>> START

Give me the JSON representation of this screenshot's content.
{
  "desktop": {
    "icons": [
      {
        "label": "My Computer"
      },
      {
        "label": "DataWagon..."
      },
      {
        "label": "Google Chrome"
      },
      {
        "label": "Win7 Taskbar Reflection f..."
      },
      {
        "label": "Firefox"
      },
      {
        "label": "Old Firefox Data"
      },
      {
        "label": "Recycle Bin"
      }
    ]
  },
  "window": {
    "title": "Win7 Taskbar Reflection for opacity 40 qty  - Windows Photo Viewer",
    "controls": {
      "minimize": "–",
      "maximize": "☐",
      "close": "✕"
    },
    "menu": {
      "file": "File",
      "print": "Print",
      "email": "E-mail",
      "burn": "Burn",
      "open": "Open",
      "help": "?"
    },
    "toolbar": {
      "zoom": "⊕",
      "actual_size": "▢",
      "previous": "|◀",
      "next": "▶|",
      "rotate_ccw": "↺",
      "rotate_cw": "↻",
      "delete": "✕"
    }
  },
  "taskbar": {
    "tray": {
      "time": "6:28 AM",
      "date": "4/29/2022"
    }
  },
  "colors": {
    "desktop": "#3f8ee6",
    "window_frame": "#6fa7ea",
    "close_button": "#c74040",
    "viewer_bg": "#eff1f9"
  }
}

>> END
>> START

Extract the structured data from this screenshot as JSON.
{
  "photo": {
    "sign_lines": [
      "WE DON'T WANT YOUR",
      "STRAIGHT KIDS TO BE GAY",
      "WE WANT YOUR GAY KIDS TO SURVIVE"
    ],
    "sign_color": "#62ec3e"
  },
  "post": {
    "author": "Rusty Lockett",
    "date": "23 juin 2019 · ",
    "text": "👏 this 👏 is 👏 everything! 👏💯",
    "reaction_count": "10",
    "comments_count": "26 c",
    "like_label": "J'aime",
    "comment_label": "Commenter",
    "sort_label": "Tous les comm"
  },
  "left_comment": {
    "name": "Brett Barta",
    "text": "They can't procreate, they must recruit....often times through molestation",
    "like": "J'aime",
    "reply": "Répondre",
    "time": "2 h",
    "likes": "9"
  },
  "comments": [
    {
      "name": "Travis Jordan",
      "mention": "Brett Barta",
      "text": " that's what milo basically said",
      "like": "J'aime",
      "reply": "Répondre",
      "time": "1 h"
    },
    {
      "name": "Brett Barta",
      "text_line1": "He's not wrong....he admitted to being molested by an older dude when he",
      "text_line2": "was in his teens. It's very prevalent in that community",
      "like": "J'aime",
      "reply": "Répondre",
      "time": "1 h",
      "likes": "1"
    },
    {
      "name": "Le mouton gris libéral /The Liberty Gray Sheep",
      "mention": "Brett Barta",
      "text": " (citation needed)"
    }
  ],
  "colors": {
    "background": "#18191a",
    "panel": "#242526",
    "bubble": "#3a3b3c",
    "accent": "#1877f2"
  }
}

>> END
>> START

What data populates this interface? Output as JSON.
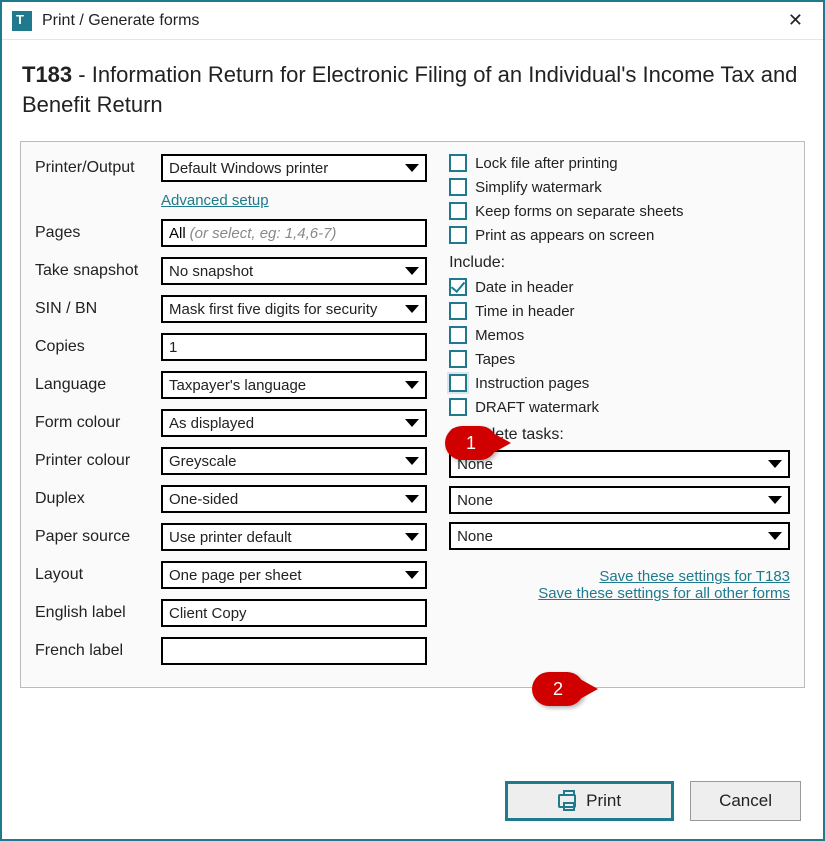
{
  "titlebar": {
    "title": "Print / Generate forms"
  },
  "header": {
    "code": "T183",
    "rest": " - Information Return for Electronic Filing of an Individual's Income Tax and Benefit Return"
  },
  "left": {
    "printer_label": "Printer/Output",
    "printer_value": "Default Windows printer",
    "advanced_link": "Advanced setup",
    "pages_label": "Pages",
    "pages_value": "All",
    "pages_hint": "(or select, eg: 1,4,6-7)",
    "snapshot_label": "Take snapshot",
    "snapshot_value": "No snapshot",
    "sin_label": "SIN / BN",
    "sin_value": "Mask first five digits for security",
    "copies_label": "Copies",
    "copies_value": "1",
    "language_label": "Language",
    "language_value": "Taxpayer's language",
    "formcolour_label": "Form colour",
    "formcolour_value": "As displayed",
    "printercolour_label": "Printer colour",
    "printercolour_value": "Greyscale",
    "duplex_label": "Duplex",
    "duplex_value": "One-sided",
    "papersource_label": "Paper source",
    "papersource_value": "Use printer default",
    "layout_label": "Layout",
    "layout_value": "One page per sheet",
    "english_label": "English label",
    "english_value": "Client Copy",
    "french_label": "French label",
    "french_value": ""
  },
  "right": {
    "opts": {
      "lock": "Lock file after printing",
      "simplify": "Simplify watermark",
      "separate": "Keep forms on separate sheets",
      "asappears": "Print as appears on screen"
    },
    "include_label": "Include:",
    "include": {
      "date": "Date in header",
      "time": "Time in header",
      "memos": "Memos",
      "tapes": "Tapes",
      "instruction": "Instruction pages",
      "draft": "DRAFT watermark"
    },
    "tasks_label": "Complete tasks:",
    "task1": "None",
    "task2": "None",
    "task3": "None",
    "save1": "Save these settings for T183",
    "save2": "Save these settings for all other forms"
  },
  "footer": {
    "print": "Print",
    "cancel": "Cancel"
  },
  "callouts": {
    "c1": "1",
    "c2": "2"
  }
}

>> END

Work required = Gather each line from the listing above that holds "Barta".

Final answer =
    "name": "Brett Barta",
      "mention": "Brett Barta",
      "name": "Brett Barta",
      "mention": "Brett Barta",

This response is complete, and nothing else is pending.